::: DATA TO PROCESS

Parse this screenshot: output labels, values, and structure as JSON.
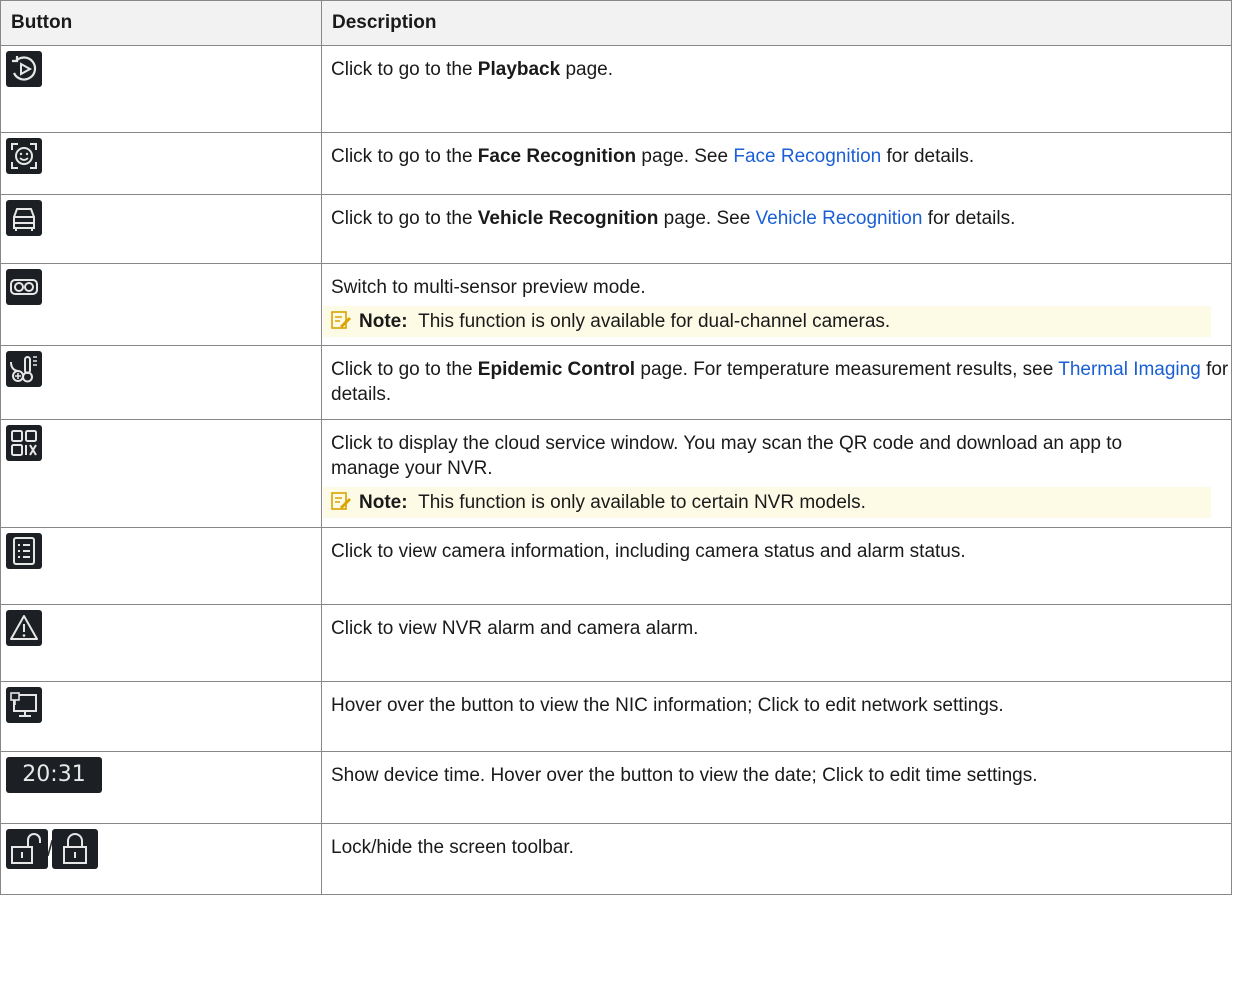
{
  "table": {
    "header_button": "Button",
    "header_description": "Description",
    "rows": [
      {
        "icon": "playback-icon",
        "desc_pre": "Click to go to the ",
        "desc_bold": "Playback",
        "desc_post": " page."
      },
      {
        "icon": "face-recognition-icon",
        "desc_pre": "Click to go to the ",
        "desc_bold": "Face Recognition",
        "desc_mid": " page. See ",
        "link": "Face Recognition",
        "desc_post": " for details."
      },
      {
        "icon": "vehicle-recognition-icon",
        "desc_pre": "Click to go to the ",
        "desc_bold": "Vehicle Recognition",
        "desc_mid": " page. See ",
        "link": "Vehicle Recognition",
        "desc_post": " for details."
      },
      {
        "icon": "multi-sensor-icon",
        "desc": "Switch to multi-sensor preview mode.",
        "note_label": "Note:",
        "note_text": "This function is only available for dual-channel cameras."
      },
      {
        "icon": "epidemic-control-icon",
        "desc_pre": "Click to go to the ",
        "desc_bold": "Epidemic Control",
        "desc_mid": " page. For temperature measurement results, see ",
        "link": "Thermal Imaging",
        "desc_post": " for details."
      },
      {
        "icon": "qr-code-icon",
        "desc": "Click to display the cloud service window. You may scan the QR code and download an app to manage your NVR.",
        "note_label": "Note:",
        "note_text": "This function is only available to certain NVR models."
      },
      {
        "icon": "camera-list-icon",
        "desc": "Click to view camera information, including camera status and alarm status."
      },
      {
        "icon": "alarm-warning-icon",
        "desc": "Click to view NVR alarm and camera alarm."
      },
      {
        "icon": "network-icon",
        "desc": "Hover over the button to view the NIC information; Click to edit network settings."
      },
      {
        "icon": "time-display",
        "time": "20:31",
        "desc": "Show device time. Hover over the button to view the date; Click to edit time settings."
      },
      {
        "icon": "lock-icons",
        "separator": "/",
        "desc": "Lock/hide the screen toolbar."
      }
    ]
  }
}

::::::
::: DATA TO PROCESS

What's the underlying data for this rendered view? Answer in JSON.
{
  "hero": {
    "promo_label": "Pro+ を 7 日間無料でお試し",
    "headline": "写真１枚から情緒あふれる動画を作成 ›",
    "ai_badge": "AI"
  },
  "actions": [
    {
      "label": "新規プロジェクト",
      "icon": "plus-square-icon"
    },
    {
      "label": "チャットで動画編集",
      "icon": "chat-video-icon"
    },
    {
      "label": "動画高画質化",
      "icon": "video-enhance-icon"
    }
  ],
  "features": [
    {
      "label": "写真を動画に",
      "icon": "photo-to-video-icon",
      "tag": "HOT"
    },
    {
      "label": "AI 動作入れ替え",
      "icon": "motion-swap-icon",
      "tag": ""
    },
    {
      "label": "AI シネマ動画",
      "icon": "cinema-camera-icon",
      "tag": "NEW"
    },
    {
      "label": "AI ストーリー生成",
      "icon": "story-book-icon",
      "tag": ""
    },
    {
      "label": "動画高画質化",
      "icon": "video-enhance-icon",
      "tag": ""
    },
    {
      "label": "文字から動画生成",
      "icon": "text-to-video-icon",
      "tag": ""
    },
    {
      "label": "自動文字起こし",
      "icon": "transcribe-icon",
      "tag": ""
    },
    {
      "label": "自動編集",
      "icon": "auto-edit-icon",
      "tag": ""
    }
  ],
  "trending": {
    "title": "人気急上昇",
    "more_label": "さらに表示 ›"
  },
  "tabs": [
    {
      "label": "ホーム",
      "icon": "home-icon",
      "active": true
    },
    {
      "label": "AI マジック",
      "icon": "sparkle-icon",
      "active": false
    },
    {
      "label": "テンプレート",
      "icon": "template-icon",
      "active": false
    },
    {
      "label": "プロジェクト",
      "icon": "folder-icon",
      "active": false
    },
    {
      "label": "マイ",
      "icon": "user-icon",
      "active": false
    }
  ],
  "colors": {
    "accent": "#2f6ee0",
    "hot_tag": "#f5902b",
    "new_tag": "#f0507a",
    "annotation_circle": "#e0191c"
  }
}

::::::

» REQUIREMENTS: Examine the records and pull out every line where the string "display" occurs.

» EXPECTED ANSWER:
        "desc": "Click to display the cloud service window. You may scan the QR code and download an app to manage your NVR.",
        "icon": "time-display",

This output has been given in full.